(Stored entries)

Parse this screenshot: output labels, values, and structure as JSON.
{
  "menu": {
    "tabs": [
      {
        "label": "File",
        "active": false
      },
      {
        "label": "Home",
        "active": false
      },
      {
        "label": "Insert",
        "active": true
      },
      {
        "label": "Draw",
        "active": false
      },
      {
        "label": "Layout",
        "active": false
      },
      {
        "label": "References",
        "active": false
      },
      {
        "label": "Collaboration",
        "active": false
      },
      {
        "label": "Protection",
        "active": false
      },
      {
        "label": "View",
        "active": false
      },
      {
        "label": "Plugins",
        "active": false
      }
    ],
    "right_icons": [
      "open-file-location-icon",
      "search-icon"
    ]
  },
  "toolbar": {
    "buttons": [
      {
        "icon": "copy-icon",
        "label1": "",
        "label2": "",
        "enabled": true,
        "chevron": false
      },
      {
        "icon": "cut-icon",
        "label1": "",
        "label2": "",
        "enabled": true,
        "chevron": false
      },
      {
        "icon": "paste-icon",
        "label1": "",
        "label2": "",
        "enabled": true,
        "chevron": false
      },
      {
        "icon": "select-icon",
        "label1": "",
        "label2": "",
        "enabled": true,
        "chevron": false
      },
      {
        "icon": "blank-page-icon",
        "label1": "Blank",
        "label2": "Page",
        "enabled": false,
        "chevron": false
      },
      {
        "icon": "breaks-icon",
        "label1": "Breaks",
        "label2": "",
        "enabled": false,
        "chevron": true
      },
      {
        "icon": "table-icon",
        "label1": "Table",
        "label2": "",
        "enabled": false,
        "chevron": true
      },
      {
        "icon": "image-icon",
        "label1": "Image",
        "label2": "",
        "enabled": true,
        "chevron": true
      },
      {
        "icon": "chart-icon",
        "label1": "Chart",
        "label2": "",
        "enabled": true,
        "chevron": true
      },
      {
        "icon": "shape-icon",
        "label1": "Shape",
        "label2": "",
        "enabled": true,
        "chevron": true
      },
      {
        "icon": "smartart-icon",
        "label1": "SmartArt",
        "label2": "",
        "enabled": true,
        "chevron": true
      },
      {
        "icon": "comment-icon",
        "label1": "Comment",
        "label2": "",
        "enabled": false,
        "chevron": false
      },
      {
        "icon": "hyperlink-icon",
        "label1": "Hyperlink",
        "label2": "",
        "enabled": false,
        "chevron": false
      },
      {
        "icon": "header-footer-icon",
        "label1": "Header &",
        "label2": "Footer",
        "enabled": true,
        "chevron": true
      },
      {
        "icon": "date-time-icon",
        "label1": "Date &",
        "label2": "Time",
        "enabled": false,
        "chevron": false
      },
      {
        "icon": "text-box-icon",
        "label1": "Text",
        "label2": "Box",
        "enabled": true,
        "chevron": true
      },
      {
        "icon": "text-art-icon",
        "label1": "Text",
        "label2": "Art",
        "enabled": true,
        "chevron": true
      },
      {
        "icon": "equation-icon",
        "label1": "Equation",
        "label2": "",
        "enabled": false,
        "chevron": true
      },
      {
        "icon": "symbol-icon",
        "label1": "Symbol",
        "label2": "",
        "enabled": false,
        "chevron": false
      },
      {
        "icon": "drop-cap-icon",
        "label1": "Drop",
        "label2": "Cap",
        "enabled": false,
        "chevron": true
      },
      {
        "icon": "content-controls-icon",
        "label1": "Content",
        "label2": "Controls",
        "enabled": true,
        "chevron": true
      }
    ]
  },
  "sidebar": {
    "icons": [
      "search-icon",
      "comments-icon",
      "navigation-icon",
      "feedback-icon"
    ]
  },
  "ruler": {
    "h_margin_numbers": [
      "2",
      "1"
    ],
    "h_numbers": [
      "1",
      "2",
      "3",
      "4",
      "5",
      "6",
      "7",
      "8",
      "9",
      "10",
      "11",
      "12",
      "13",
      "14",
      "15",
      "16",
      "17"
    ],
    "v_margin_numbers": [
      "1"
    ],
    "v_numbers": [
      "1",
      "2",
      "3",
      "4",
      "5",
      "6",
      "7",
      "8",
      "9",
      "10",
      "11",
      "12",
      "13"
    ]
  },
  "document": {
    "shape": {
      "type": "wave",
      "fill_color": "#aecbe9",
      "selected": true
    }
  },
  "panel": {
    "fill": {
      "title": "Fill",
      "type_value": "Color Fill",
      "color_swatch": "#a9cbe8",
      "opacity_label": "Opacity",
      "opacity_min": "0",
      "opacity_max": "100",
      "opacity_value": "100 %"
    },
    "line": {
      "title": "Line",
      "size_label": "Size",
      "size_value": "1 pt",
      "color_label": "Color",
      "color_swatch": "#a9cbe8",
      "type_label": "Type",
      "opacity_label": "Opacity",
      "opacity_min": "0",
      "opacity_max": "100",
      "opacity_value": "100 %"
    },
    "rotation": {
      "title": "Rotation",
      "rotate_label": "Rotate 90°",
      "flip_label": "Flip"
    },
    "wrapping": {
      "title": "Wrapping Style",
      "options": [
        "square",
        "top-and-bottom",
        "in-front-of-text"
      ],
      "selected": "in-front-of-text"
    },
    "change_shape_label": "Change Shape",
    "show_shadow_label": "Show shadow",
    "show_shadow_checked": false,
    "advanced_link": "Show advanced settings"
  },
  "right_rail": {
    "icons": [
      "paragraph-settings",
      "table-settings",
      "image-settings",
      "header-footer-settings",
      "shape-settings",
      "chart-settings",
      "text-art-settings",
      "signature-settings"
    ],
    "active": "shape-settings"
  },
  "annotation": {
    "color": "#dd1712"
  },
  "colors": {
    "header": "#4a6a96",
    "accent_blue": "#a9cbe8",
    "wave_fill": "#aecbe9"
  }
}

YOUR INSTRUCTIONS:
Print every line of the records exactly. Omit nothing.

RESPONSE TO THE EXERCISE:
Parse this screenshot: output labels, values, and structure as JSON.
{
  "menu": {
    "tabs": [
      {
        "label": "File",
        "active": false
      },
      {
        "label": "Home",
        "active": false
      },
      {
        "label": "Insert",
        "active": true
      },
      {
        "label": "Draw",
        "active": false
      },
      {
        "label": "Layout",
        "active": false
      },
      {
        "label": "References",
        "active": false
      },
      {
        "label": "Collaboration",
        "active": false
      },
      {
        "label": "Protection",
        "active": false
      },
      {
        "label": "View",
        "active": false
      },
      {
        "label": "Plugins",
        "active": false
      }
    ],
    "right_icons": [
      "open-file-location-icon",
      "search-icon"
    ]
  },
  "toolbar": {
    "buttons": [
      {
        "icon": "copy-icon",
        "label1": "",
        "label2": "",
        "enabled": true,
        "chevron": false
      },
      {
        "icon": "cut-icon",
        "label1": "",
        "label2": "",
        "enabled": true,
        "chevron": false
      },
      {
        "icon": "paste-icon",
        "label1": "",
        "label2": "",
        "enabled": true,
        "chevron": false
      },
      {
        "icon": "select-icon",
        "label1": "",
        "label2": "",
        "enabled": true,
        "chevron": false
      },
      {
        "icon": "blank-page-icon",
        "label1": "Blank",
        "label2": "Page",
        "enabled": false,
        "chevron": false
      },
      {
        "icon": "breaks-icon",
        "label1": "Breaks",
        "label2": "",
        "enabled": false,
        "chevron": true
      },
      {
        "icon": "table-icon",
        "label1": "Table",
        "label2": "",
        "enabled": false,
        "chevron": true
      },
      {
        "icon": "image-icon",
        "label1": "Image",
        "label2": "",
        "enabled": true,
        "chevron": true
      },
      {
        "icon": "chart-icon",
        "label1": "Chart",
        "label2": "",
        "enabled": true,
        "chevron": true
      },
      {
        "icon": "shape-icon",
        "label1": "Shape",
        "label2": "",
        "enabled": true,
        "chevron": true
      },
      {
        "icon": "smartart-icon",
        "label1": "SmartArt",
        "label2": "",
        "enabled": true,
        "chevron": true
      },
      {
        "icon": "comment-icon",
        "label1": "Comment",
        "label2": "",
        "enabled": false,
        "chevron": false
      },
      {
        "icon": "hyperlink-icon",
        "label1": "Hyperlink",
        "label2": "",
        "enabled": false,
        "chevron": false
      },
      {
        "icon": "header-footer-icon",
        "label1": "Header &",
        "label2": "Footer",
        "enabled": true,
        "chevron": true
      },
      {
        "icon": "date-time-icon",
        "label1": "Date &",
        "label2": "Time",
        "enabled": false,
        "chevron": false
      },
      {
        "icon": "text-box-icon",
        "label1": "Text",
        "label2": "Box",
        "enabled": true,
        "chevron": true
      },
      {
        "icon": "text-art-icon",
        "label1": "Text",
        "label2": "Art",
        "enabled": true,
        "chevron": true
      },
      {
        "icon": "equation-icon",
        "label1": "Equation",
        "label2": "",
        "enabled": false,
        "chevron": true
      },
      {
        "icon": "symbol-icon",
        "label1": "Symbol",
        "label2": "",
        "enabled": false,
        "chevron": false
      },
      {
        "icon": "drop-cap-icon",
        "label1": "Drop",
        "label2": "Cap",
        "enabled": false,
        "chevron": true
      },
      {
        "icon": "content-controls-icon",
        "label1": "Content",
        "label2": "Controls",
        "enabled": true,
        "chevron": true
      }
    ]
  },
  "sidebar": {
    "icons": [
      "search-icon",
      "comments-icon",
      "navigation-icon",
      "feedback-icon"
    ]
  },
  "ruler": {
    "h_margin_numbers": [
      "2",
      "1"
    ],
    "h_numbers": [
      "1",
      "2",
      "3",
      "4",
      "5",
      "6",
      "7",
      "8",
      "9",
      "10",
      "11",
      "12",
      "13",
      "14",
      "15",
      "16",
      "17"
    ],
    "v_margin_numbers": [
      "1"
    ],
    "v_numbers": [
      "1",
      "2",
      "3",
      "4",
      "5",
      "6",
      "7",
      "8",
      "9",
      "10",
      "11",
      "12",
      "13"
    ]
  },
  "document": {
    "shape": {
      "type": "wave",
      "fill_color": "#aecbe9",
      "selected": true
    }
  },
  "panel": {
    "fill": {
      "title": "Fill",
      "type_value": "Color Fill",
      "color_swatch": "#a9cbe8",
      "opacity_label": "Opacity",
      "opacity_min": "0",
      "opacity_max": "100",
      "opacity_value": "100 %"
    },
    "line": {
      "title": "Line",
      "size_label": "Size",
      "size_value": "1 pt",
      "color_label": "Color",
      "color_swatch": "#a9cbe8",
      "type_label": "Type",
      "opacity_label": "Opacity",
      "opacity_min": "0",
      "opacity_max": "100",
      "opacity_value": "100 %"
    },
    "rotation": {
      "title": "Rotation",
      "rotate_label": "Rotate 90°",
      "flip_label": "Flip"
    },
    "wrapping": {
      "title": "Wrapping Style",
      "options": [
        "square",
        "top-and-bottom",
        "in-front-of-text"
      ],
      "selected": "in-front-of-text"
    },
    "change_shape_label": "Change Shape",
    "show_shadow_label": "Show shadow",
    "show_shadow_checked": false,
    "advanced_link": "Show advanced settings"
  },
  "right_rail": {
    "icons": [
      "paragraph-settings",
      "table-settings",
      "image-settings",
      "header-footer-settings",
      "shape-settings",
      "chart-settings",
      "text-art-settings",
      "signature-settings"
    ],
    "active": "shape-settings"
  },
  "annotation": {
    "color": "#dd1712"
  },
  "colors": {
    "header": "#4a6a96",
    "accent_blue": "#a9cbe8",
    "wave_fill": "#aecbe9"
  }
}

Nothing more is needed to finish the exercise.